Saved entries
## Begin

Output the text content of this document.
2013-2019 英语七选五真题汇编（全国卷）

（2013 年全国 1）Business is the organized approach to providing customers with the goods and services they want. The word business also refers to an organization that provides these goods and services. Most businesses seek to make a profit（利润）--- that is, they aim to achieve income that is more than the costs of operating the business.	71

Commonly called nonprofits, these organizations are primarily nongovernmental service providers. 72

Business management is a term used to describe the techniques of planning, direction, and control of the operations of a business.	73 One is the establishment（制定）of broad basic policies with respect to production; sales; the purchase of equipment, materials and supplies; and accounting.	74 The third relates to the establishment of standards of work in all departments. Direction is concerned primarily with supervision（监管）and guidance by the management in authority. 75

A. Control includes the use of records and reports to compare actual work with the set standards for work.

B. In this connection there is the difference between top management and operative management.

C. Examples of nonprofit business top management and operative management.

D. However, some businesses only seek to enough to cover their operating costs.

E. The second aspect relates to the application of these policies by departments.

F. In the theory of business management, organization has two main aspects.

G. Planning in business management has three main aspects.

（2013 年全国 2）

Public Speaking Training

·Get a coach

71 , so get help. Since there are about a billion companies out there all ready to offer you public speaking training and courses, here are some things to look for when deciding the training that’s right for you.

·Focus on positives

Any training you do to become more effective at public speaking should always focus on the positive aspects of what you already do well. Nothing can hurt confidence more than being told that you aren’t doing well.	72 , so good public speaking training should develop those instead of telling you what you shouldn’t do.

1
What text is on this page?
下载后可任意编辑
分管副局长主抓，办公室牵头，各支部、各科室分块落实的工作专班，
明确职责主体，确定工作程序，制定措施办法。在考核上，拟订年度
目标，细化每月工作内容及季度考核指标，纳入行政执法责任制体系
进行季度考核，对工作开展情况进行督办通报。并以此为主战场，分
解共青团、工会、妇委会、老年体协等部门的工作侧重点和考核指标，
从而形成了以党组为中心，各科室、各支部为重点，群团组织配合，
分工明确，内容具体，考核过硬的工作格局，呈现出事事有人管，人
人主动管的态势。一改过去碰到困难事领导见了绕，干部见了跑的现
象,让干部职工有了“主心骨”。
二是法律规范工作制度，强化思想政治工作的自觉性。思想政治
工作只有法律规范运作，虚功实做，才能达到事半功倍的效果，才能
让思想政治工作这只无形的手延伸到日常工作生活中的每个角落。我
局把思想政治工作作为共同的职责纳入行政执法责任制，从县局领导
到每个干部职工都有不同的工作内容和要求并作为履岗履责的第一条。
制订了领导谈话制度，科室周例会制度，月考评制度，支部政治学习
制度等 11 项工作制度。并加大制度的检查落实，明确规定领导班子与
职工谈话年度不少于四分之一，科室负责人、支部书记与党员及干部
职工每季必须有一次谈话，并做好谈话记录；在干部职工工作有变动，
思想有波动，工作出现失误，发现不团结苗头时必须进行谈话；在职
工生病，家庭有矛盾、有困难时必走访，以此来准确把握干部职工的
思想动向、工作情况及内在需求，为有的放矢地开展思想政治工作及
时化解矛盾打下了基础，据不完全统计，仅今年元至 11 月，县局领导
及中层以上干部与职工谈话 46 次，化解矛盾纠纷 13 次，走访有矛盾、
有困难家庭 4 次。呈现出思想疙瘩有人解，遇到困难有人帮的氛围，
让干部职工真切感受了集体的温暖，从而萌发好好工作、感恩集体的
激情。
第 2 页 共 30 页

## End

*EXERCISE DIRECTIONS*. Using the listing above, pick out each line that contains the word "some", then copy it.

*TASK ANSWER*.
D. However, some businesses only seek to enough to cover their operating costs.
71 , so get help. Since there are about a billion companies out there all ready to offer you public speaking training and courses, here are some things to look for when deciding the training that’s right for you.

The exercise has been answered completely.